Text section >>
Over-representation analyses

Enrichment of GAP and GEF domain containing proteins within PSD protein complexes was carried out using the one-tailed Fisher’s exact test with the option “greater,” followed by the Bonferroni correction for multiple comparisons using the (fisher.test) and (p.adjust) packages in R, respectively. The total number of proteins within the PSD served as the background.

SMART protein domain enrichment was completed using the Database for Annotation, Visualization, and Integrated Discovery (DAVID) version 6.853 using the default settings and the number of protein coding genes expressed in purified mouse cortical neurons derived from Zhang et al.54 as the background for each gene list analyzed. To obtain the background, we accessed processed transcriptomic data from NCBI Gene Expression Omnibus (GEO) accession number GSE52564 and compiled a list of genes that were consistently expressed at a statistically significant level as defined by Zhang et al.54 (FPKM > 0.1) between biological replicates. After filtering out non-coding genes, this resulted in a list of 13,761 protein coding genes. Only domains that reached statistical significance following Bonferroni correction of multiple comparisons are reported in the text.

Records from a data source

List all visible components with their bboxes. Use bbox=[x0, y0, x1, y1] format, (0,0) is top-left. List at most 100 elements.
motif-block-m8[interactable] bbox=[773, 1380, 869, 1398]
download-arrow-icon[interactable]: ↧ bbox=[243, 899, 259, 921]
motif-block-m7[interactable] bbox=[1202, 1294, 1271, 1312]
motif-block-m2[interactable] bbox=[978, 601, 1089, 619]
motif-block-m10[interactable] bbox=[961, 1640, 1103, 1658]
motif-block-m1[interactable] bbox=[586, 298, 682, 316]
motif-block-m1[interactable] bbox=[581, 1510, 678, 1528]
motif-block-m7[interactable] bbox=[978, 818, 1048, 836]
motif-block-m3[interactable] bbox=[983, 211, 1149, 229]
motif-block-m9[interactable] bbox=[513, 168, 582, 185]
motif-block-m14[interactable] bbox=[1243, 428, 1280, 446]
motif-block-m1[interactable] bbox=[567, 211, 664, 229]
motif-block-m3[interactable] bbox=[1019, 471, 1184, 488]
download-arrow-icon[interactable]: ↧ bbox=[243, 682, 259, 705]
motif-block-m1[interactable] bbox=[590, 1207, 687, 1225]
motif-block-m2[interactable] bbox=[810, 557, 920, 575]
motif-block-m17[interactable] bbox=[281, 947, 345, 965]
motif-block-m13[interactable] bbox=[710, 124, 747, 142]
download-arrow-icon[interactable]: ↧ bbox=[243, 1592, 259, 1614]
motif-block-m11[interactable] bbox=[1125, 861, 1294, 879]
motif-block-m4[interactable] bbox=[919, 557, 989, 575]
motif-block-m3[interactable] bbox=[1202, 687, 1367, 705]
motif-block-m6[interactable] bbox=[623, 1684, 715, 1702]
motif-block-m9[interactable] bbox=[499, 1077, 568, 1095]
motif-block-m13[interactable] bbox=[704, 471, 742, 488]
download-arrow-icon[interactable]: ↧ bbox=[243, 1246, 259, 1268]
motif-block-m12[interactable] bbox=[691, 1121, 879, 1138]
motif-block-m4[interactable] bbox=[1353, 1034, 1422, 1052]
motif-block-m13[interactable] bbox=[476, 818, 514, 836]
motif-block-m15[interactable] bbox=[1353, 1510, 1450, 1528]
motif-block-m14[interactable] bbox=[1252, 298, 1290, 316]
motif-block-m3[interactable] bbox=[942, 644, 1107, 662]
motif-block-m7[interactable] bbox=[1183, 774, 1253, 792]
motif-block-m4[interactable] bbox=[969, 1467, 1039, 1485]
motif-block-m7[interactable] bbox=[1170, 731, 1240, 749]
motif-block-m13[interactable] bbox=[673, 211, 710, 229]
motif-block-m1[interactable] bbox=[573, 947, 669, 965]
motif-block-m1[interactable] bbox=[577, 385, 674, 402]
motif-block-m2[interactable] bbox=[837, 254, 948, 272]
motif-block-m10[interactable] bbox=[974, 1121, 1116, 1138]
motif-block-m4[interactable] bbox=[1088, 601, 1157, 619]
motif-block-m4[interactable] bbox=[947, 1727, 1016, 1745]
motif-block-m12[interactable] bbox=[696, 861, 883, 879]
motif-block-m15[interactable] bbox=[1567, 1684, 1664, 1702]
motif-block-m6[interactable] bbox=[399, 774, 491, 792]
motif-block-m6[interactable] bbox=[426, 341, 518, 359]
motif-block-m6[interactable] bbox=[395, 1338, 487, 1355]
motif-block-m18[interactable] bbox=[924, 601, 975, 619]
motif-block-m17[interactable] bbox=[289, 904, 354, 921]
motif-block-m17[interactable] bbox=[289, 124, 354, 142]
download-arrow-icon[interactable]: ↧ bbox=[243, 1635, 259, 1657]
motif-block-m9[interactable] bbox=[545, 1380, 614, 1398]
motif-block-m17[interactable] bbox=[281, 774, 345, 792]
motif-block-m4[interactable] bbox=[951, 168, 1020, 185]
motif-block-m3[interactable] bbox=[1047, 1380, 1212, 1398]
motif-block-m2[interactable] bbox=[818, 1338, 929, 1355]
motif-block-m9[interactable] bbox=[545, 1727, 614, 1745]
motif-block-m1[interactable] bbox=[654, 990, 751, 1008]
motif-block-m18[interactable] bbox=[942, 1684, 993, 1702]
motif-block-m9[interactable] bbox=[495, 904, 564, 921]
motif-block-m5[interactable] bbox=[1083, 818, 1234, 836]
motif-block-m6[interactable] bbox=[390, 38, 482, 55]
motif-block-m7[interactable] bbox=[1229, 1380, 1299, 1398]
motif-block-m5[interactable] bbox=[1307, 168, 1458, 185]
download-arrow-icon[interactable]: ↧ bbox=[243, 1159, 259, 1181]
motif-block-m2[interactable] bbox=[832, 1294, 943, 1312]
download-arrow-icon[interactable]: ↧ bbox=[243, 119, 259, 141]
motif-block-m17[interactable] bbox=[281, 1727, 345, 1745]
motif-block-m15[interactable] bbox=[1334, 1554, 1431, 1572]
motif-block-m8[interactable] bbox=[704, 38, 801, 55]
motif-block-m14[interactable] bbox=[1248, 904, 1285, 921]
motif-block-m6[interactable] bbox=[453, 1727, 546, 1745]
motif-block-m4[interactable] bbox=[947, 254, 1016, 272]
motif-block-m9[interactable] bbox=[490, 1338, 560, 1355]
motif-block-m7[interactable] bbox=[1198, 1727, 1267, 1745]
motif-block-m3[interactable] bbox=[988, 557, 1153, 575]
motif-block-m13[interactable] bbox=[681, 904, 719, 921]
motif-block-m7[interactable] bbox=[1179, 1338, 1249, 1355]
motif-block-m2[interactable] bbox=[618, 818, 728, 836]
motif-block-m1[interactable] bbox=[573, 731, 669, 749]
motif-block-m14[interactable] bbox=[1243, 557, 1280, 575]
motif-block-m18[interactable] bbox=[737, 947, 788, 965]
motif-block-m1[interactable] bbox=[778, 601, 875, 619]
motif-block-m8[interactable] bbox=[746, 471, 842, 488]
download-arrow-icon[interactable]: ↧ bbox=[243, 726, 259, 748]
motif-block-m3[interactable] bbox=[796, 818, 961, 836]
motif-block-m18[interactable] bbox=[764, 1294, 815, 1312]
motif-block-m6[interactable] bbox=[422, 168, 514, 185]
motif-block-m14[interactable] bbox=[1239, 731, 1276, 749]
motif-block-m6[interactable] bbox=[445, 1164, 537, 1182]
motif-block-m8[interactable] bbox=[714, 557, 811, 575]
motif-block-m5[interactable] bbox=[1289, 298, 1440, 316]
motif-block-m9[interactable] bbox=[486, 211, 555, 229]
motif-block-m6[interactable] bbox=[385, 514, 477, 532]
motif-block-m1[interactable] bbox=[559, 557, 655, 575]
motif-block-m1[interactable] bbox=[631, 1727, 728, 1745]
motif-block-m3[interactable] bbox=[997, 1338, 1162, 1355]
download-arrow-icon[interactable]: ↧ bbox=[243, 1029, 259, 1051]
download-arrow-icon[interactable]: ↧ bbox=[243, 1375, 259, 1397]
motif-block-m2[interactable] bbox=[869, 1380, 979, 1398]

Work task 1 >> Do the following statements agree with the over-representation analyses section? Answer yes or no for each, quoting the deciding words of that section. (a) The GAP and GEF domain enrichment used a two-tailed Fisher’s exact test. (b) Filtering out non-coding genes left 13,761 protein coding genes. (c) Every SMART domain tested is reported, whether or not it was significant.
Work task 2 >> Write what comes next in the over-representation analyses section, continuing after its last sentence.

Written reply 1 >>
(a) No: "using the one-tailed Fisher’s exact test"
(b) Yes: "this resulted in a list of 13,761 protein coding genes"
(c) No: "Only domains that reached statistical significance following Bonferroni correction of multiple comparisons are reported in the text."

Written reply 2 >>
For disease gene set enrichment, we incorporated several different lists encompassing genes that are likely to contribute to autism spectrum disorder (ASD), schizophrenia (SCZ), and intellectual disability (ID). These included: (1) Supplementary Table 15 from Turner et al.17 which encompasses a list of 57 genes found to have recurrent de novo likely gene disrupting (LGD) mutations in probands with autism from a collection of exome sequencing studies43, 45, (2) Supplementary Table 7 from Iossifov et al.43 which contains 353 genes harboring validated de novo LGD mutations in probands with autism, (3) Supplementary Table 3 from De Rubeis et al.45 which included 107 genes with an FDR < 0.3 implicated in contributing to autism through the TADA statistical model, 4) SFARI gene database44 as of February 2016 which was restricted genes containing the SFARI gene rankings 1 – 4 (strong evidence to minimal evidence) and S (syndromic) (5) Supplementary Table 5 from Fromer et al.14 which contains de novo SNVs identified in probands with SCZ excluding silent mutations, (6) Supplementary Table 3 from Ripke et al.55 restricted to loci reaching genome wide significance in patients with SCZ and implicating a single gene, (7) Supplementary Table 4 from Leliveld et al.56 which contains a list of 1537 genes known to contribute to ID. For all tests, protein coding genes expressed in purified mouse cortical neurons derived from Zhang et al.54 served as the background measured by one-tailed Fisher’s exact test with the option “greater,” followed by the Bonferroni correction for multiple comparisons using the (fisher.test) and (p.adjust) packages in R, respectively.